Aren't jitneys more efficient though because the jitney drivers don't have to lug around 2000+ pounds of steel to go places like a car does? People are gonna eat anyway (well maybe not necessarily, since they're Bangladeshi), so why not eat a little bit more to get the energy to be a human taxi. Plus, what goes in as food and doesn't get used as energy comes out as poop, which can be used for fertilizer. Ford, GM, are you listening? SUVs are yesterday, jitneys are where your future is. I learned a new word today, too.
 
I can just hear Charleton Heston right now, "You can tell everybody. Listen to me, Hatcher. You’ve got to tell them soylent green is people. We’ve got to stop them somehow." At least thats how these articles seemed to be painting the future to look like. These articles are just a rehash of the 70's doomsday movies. Because every one was panicking over gas prices. Well in the 70's I think gas quadroupled in price from $0.25 to about a $1.00 in the 70's, I don't know I wasn't born yet. So this is just going to be another adjustment for the economy. From $1.25 a few years ago to $5 real quick. So what America will get richer. We'll get use to $5 a gallon until 2025 to 2030 when it suddenly jumps to $30. At this point we'll start bitching and whining again. :D
 
What about another resource that Americans use in a disproportionate amount that is also a major cause of pollution? Milk. Have you seen the government studies of how much methane these milk factories release into the atmosphere? It's insane. At least car exhaust is countered by trees. Anyone know anything that involves methane as an input in its respiration cycle? Maybe the solution to global warming isn't fewer cars but more barbeque.

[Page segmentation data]

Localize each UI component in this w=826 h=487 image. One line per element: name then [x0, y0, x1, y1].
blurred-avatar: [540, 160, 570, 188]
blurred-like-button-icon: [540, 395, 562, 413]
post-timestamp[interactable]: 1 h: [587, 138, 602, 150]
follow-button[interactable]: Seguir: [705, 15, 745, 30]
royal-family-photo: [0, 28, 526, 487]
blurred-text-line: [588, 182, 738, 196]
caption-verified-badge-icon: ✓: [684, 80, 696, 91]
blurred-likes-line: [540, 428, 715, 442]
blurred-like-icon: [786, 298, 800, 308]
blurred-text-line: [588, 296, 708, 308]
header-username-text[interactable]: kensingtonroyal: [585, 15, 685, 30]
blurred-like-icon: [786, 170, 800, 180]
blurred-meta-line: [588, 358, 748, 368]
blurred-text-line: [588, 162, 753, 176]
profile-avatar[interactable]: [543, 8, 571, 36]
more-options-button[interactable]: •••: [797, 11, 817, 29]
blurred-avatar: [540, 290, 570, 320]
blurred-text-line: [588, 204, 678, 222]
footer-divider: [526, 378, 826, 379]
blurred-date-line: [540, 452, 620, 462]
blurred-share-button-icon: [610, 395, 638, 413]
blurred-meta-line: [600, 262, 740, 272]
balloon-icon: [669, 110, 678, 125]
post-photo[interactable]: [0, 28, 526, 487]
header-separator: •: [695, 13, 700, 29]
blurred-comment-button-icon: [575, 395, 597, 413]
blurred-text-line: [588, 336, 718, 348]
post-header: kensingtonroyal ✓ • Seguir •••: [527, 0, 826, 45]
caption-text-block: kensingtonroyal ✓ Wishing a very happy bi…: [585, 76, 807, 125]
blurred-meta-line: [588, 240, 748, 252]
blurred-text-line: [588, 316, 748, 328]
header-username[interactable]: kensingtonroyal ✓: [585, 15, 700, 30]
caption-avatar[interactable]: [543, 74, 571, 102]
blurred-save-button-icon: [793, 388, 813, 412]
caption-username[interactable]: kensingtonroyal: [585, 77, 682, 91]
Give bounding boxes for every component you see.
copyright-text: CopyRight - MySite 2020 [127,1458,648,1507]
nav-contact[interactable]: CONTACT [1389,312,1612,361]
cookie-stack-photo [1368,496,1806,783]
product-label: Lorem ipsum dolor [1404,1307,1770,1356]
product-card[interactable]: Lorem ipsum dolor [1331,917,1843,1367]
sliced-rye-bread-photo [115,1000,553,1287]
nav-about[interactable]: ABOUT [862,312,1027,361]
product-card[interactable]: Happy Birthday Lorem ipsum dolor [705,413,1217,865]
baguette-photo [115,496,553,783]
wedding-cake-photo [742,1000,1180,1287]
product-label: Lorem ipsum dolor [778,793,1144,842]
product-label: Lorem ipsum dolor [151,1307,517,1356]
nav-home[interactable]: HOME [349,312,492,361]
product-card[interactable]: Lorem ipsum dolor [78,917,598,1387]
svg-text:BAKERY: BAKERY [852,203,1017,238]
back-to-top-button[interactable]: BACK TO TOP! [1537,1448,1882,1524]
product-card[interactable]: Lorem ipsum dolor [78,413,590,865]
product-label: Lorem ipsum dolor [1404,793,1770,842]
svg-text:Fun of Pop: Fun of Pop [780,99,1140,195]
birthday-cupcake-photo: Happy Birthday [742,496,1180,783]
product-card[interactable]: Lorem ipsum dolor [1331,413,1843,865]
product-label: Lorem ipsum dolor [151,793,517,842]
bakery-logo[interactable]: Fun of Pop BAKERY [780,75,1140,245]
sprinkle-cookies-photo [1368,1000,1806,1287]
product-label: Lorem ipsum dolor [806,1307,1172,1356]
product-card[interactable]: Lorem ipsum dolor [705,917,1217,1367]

PROMPT 1: According to the comment text, what can poop be used for?
PROMPT 2: Rewrite the comment text from "Aren't jitneys more" up to and including "word today, too.", changing "SUVs" to "minivans".
Rely only on the comment text.

EXERCISE SOLUTION 1: Fertilizer.

EXERCISE SOLUTION 2:
Aren't jitneys more efficient though because the jitney drivers don't have to lug around 2000+ pounds of steel to go places like a car does? People are gonna eat anyway (well maybe not necessarily, since they're Bangladeshi), so why not eat a little bit more to get the energy to be a human taxi. Plus, what goes in as food and doesn't get used as energy comes out as poop, which can be used for fertilizer. Ford, GM, are you listening? minivans are yesterday, jitneys are where your future is. I learned a new word today, too.